Task data:
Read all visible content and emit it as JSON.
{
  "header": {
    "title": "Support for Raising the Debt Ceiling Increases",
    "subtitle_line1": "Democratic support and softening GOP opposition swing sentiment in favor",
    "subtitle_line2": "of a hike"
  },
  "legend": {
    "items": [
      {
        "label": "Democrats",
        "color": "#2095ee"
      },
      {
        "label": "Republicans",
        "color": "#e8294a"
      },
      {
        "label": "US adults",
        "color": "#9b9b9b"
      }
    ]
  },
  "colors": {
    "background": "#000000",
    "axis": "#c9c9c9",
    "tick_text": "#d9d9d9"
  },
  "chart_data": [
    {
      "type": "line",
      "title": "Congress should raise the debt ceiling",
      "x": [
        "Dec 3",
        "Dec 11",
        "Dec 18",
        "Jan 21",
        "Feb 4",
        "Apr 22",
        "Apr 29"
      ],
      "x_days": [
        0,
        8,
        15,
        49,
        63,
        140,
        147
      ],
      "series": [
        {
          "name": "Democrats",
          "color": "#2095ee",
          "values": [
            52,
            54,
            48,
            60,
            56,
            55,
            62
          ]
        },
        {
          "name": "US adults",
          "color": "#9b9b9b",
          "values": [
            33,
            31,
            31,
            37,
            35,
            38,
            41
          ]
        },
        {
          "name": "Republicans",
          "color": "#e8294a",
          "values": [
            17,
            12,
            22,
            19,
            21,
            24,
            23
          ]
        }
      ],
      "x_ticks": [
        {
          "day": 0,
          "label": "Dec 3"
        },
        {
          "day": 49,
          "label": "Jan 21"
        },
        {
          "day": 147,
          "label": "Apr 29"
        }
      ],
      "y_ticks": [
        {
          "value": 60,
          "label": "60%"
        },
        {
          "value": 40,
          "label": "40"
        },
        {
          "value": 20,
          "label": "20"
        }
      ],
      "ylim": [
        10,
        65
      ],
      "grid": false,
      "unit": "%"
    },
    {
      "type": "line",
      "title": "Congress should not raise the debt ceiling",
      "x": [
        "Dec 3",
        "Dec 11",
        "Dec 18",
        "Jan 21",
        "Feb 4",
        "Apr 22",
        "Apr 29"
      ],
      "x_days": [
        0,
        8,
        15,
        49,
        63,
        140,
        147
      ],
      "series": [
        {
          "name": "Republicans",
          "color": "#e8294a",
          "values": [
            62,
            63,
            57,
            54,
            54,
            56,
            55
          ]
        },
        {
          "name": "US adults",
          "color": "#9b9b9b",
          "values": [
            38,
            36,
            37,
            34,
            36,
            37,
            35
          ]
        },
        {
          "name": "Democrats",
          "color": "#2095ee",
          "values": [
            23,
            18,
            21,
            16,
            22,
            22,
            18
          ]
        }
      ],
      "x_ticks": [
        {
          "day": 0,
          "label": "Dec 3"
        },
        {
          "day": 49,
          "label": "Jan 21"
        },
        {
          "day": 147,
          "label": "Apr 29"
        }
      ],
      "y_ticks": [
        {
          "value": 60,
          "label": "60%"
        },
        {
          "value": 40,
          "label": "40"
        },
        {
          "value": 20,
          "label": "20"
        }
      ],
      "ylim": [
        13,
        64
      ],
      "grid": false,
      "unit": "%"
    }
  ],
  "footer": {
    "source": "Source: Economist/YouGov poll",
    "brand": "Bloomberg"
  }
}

What needs to be done:
Extract all of the data above without altering anything.

Task solution:
Read all visible content and emit it as JSON.
{
  "header": {
    "title": "Support for Raising the Debt Ceiling Increases",
    "subtitle_line1": "Democratic support and softening GOP opposition swing sentiment in favor",
    "subtitle_line2": "of a hike"
  },
  "legend": {
    "items": [
      {
        "label": "Democrats",
        "color": "#2095ee"
      },
      {
        "label": "Republicans",
        "color": "#e8294a"
      },
      {
        "label": "US adults",
        "color": "#9b9b9b"
      }
    ]
  },
  "colors": {
    "background": "#000000",
    "axis": "#c9c9c9",
    "tick_text": "#d9d9d9"
  },
  "chart_data": [
    {
      "type": "line",
      "title": "Congress should raise the debt ceiling",
      "x": [
        "Dec 3",
        "Dec 11",
        "Dec 18",
        "Jan 21",
        "Feb 4",
        "Apr 22",
        "Apr 29"
      ],
      "x_days": [
        0,
        8,
        15,
        49,
        63,
        140,
        147
      ],
      "series": [
        {
          "name": "Democrats",
          "color": "#2095ee",
          "values": [
            52,
            54,
            48,
            60,
            56,
            55,
            62
          ]
        },
        {
          "name": "US adults",
          "color": "#9b9b9b",
          "values": [
            33,
            31,
            31,
            37,
            35,
            38,
            41
          ]
        },
        {
          "name": "Republicans",
          "color": "#e8294a",
          "values": [
            17,
            12,
            22,
            19,
            21,
            24,
            23
          ]
        }
      ],
      "x_ticks": [
        {
          "day": 0,
          "label": "Dec 3"
        },
        {
          "day": 49,
          "label": "Jan 21"
        },
        {
          "day": 147,
          "label": "Apr 29"
        }
      ],
      "y_ticks": [
        {
          "value": 60,
          "label": "60%"
        },
        {
          "value": 40,
          "label": "40"
        },
        {
          "value": 20,
          "label": "20"
        }
      ],
      "ylim": [
        10,
        65
      ],
      "grid": false,
      "unit": "%"
    },
    {
      "type": "line",
      "title": "Congress should not raise the debt ceiling",
      "x": [
        "Dec 3",
        "Dec 11",
        "Dec 18",
        "Jan 21",
        "Feb 4",
        "Apr 22",
        "Apr 29"
      ],
      "x_days": [
        0,
        8,
        15,
        49,
        63,
        140,
        147
      ],
      "series": [
        {
          "name": "Republicans",
          "color": "#e8294a",
          "values": [
            62,
            63,
            57,
            54,
            54,
            56,
            55
          ]
        },
        {
          "name": "US adults",
          "color": "#9b9b9b",
          "values": [
            38,
            36,
            37,
            34,
            36,
            37,
            35
          ]
        },
        {
          "name": "Democrats",
          "color": "#2095ee",
          "values": [
            23,
            18,
            21,
            16,
            22,
            22,
            18
          ]
        }
      ],
      "x_ticks": [
        {
          "day": 0,
          "label": "Dec 3"
        },
        {
          "day": 49,
          "label": "Jan 21"
        },
        {
          "day": 147,
          "label": "Apr 29"
        }
      ],
      "y_ticks": [
        {
          "value": 60,
          "label": "60%"
        },
        {
          "value": 40,
          "label": "40"
        },
        {
          "value": 20,
          "label": "20"
        }
      ],
      "ylim": [
        13,
        64
      ],
      "grid": false,
      "unit": "%"
    }
  ],
  "footer": {
    "source": "Source: Economist/YouGov poll",
    "brand": "Bloomberg"
  }
}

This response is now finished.